SUPPLIED MATERIAL |
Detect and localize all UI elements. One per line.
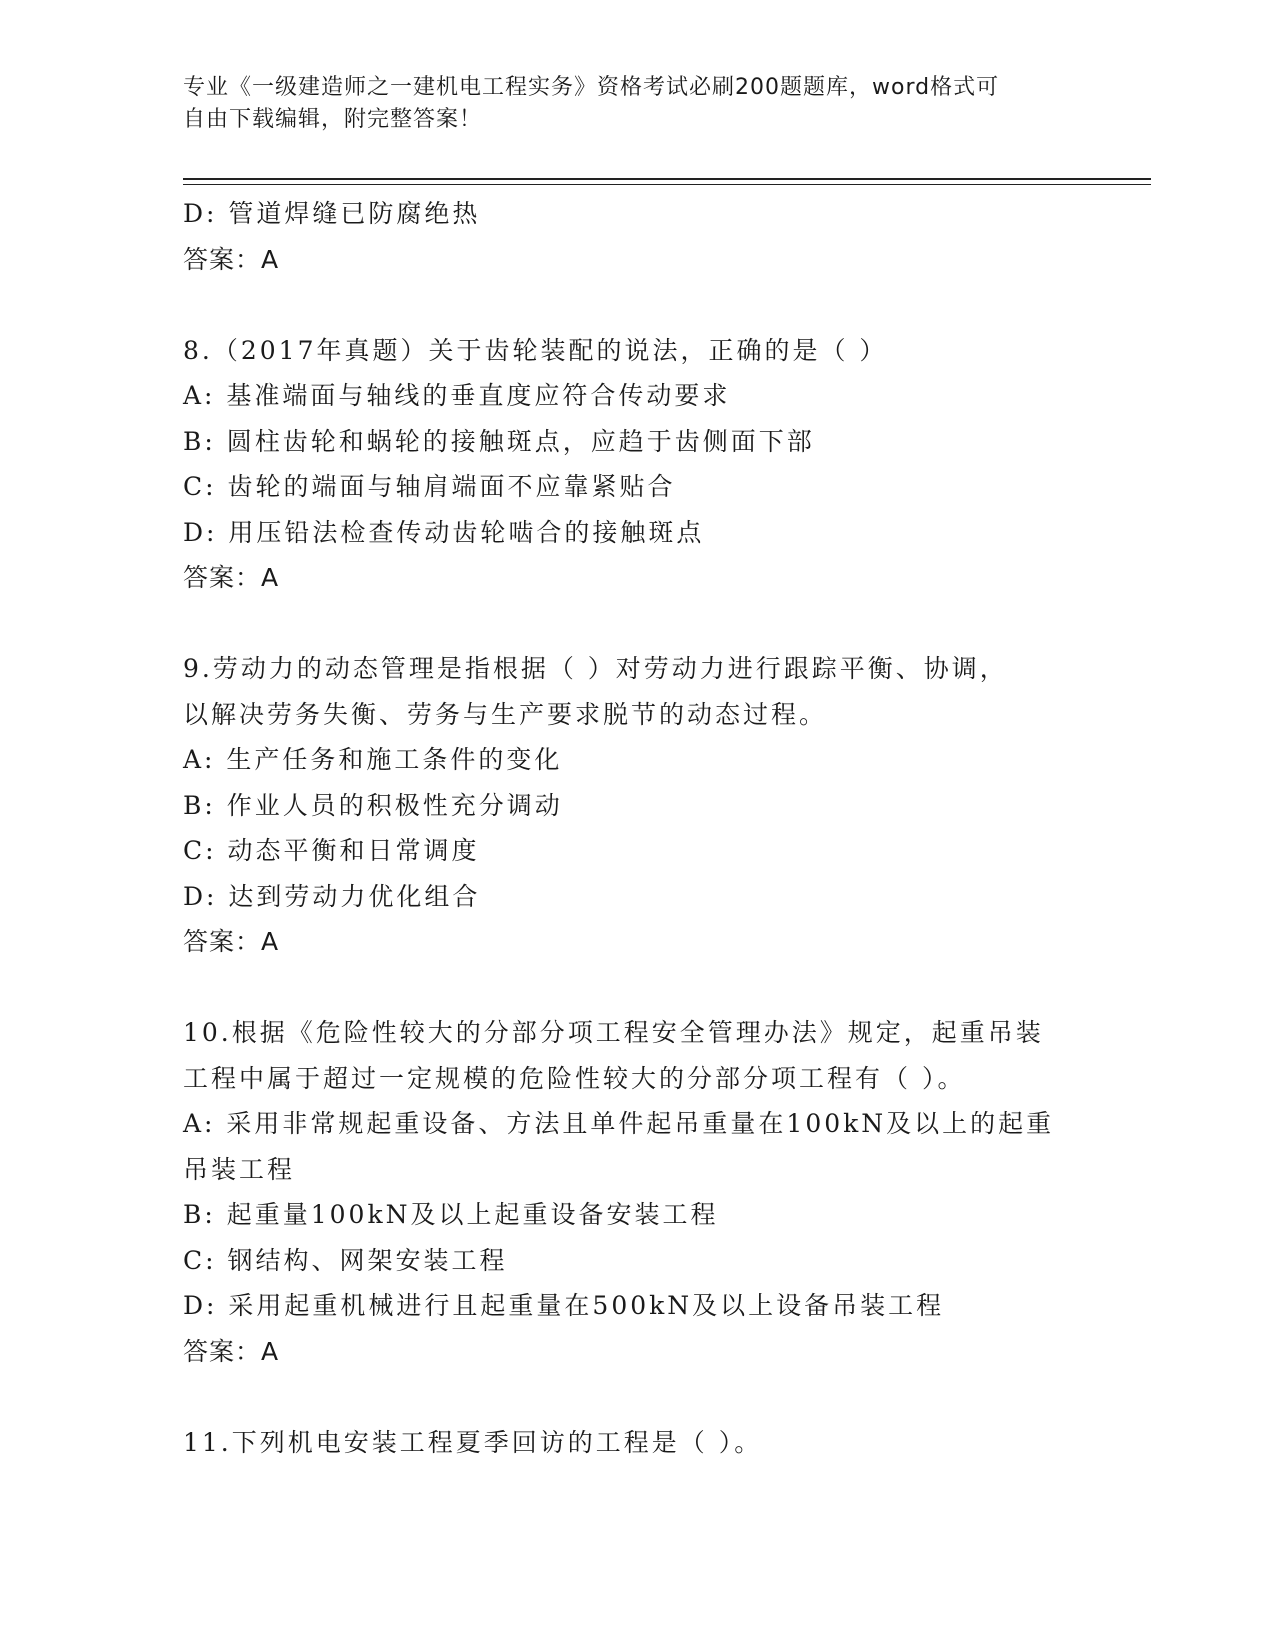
option-d: D: 达到劳动力优化组合 (183, 881, 481, 911)
option-a: A: 基准端面与轴线的垂直度应符合传动要求 (183, 381, 731, 410)
option-a-line-2: 吊装工程 (183, 1154, 296, 1184)
header-line-2: 自由下载编辑，附完整答案！ (183, 107, 483, 132)
question-stem-line-1: 9.劳动力的动态管理是指根据（ ）对劳动力进行跟踪平衡、协调， (183, 654, 1008, 683)
option-d: D: 采用起重机械进行且起重量在500kN及以上设备吊装工程 (183, 1291, 945, 1320)
question-stem: 11.下列机电安装工程夏季回访的工程是（ ）。 (183, 1427, 763, 1457)
answer-line: 答案：A (183, 563, 280, 592)
question-block-9 (183, 646, 1083, 965)
answer-line: 答案：A (183, 927, 280, 956)
answer-line: 答案：A (183, 1336, 280, 1366)
header-divider-thick (183, 178, 1151, 180)
question-block-11 (183, 1420, 1083, 1466)
document-header (183, 72, 1063, 136)
question-block-8 (183, 328, 1083, 601)
option-d: D: 管道焊缝已防腐绝热 (183, 199, 481, 228)
question-stem: 8.（2017年真题）关于齿轮装配的说法，正确的是（ ） (183, 335, 888, 365)
header-line-1: 专业《一级建造师之一建机电工程实务》资格考试必刷200题题库，word格式可 (183, 75, 1000, 100)
option-d: D: 用压铅法检查传动齿轮啮合的接触斑点 (183, 517, 705, 547)
question-stem-line-1: 10.根据《危险性较大的分部分项工程安全管理办法》规定，起重吊装 (183, 1018, 1044, 1047)
question-stem-line-2: 工程中属于超过一定规模的危险性较大的分部分项工程有（ ）。 (183, 1063, 966, 1093)
option-a-line-1: A: 采用非常规起重设备、方法且单件起吊重量在100kN及以上的起重 (183, 1109, 1055, 1138)
option-c: C: 齿轮的端面与轴肩端面不应靠紧贴合 (183, 472, 676, 501)
question-block-10 (183, 1010, 1083, 1374)
spacer (183, 1374, 1083, 1420)
question-list (183, 191, 1083, 1465)
question-stem-line-2: 以解决劳务失衡、劳务与生产要求脱节的动态过程。 (183, 699, 828, 729)
answer-line: 答案：A (183, 244, 280, 274)
option-a: A: 生产任务和施工条件的变化 (183, 745, 563, 774)
option-c: C: 钢结构、网架安装工程 (183, 1245, 508, 1275)
spacer (183, 282, 1083, 328)
header-divider-thin (183, 184, 1151, 185)
spacer (183, 601, 1083, 647)
option-b: B: 圆柱齿轮和蜗轮的接触斑点，应趋于齿侧面下部 (183, 426, 815, 456)
option-b: B: 起重量100kN及以上起重设备安装工程 (183, 1200, 719, 1229)
question-block-prev (183, 191, 1083, 282)
option-c: C: 动态平衡和日常调度 (183, 836, 480, 865)
spacer (183, 965, 1083, 1011)
option-b: B: 作业人员的积极性充分调动 (183, 790, 563, 820)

WRITTEN INSTRUCTION |
Switch every "spacer" in the items above to "gap", and write out all their lines again with nothing else changed. Leave the pictures out.

WRITTEN ANSWER |
Detect and localize all UI elements. One per line.
option-d: D: 达到劳动力优化组合 (183, 881, 481, 911)
option-a: A: 基准端面与轴线的垂直度应符合传动要求 (183, 381, 731, 410)
option-a-line-2: 吊装工程 (183, 1154, 296, 1184)
header-line-2: 自由下载编辑，附完整答案！ (183, 107, 483, 132)
question-stem-line-1: 9.劳动力的动态管理是指根据（ ）对劳动力进行跟踪平衡、协调， (183, 654, 1008, 683)
option-d: D: 采用起重机械进行且起重量在500kN及以上设备吊装工程 (183, 1291, 945, 1320)
question-stem: 11.下列机电安装工程夏季回访的工程是（ ）。 (183, 1427, 763, 1457)
answer-line: 答案：A (183, 563, 280, 592)
question-block-9 (183, 646, 1083, 965)
answer-line: 答案：A (183, 927, 280, 956)
answer-line: 答案：A (183, 1336, 280, 1366)
header-divider-thick (183, 178, 1151, 180)
question-block-11 (183, 1420, 1083, 1466)
document-header (183, 72, 1063, 136)
question-block-8 (183, 328, 1083, 601)
option-d: D: 管道焊缝已防腐绝热 (183, 199, 481, 228)
question-stem: 8.（2017年真题）关于齿轮装配的说法，正确的是（ ） (183, 335, 888, 365)
header-line-1: 专业《一级建造师之一建机电工程实务》资格考试必刷200题题库，word格式可 (183, 75, 1000, 100)
option-d: D: 用压铅法检查传动齿轮啮合的接触斑点 (183, 517, 705, 547)
question-stem-line-1: 10.根据《危险性较大的分部分项工程安全管理办法》规定，起重吊装 (183, 1018, 1044, 1047)
question-stem-line-2: 工程中属于超过一定规模的危险性较大的分部分项工程有（ ）。 (183, 1063, 966, 1093)
option-a-line-1: A: 采用非常规起重设备、方法且单件起吊重量在100kN及以上的起重 (183, 1109, 1055, 1138)
option-c: C: 齿轮的端面与轴肩端面不应靠紧贴合 (183, 472, 676, 501)
question-block-10 (183, 1010, 1083, 1374)
gap (183, 1374, 1083, 1420)
question-list (183, 191, 1083, 1465)
question-stem-line-2: 以解决劳务失衡、劳务与生产要求脱节的动态过程。 (183, 699, 828, 729)
answer-line: 答案：A (183, 244, 280, 274)
option-a: A: 生产任务和施工条件的变化 (183, 745, 563, 774)
option-c: C: 钢结构、网架安装工程 (183, 1245, 508, 1275)
gap (183, 282, 1083, 328)
header-divider-thin (183, 184, 1151, 185)
gap (183, 601, 1083, 647)
option-b: B: 圆柱齿轮和蜗轮的接触斑点，应趋于齿侧面下部 (183, 426, 815, 456)
option-b: B: 起重量100kN及以上起重设备安装工程 (183, 1200, 719, 1229)
question-block-prev (183, 191, 1083, 282)
option-c: C: 动态平衡和日常调度 (183, 836, 480, 865)
gap (183, 965, 1083, 1011)
option-b: B: 作业人员的积极性充分调动 (183, 790, 563, 820)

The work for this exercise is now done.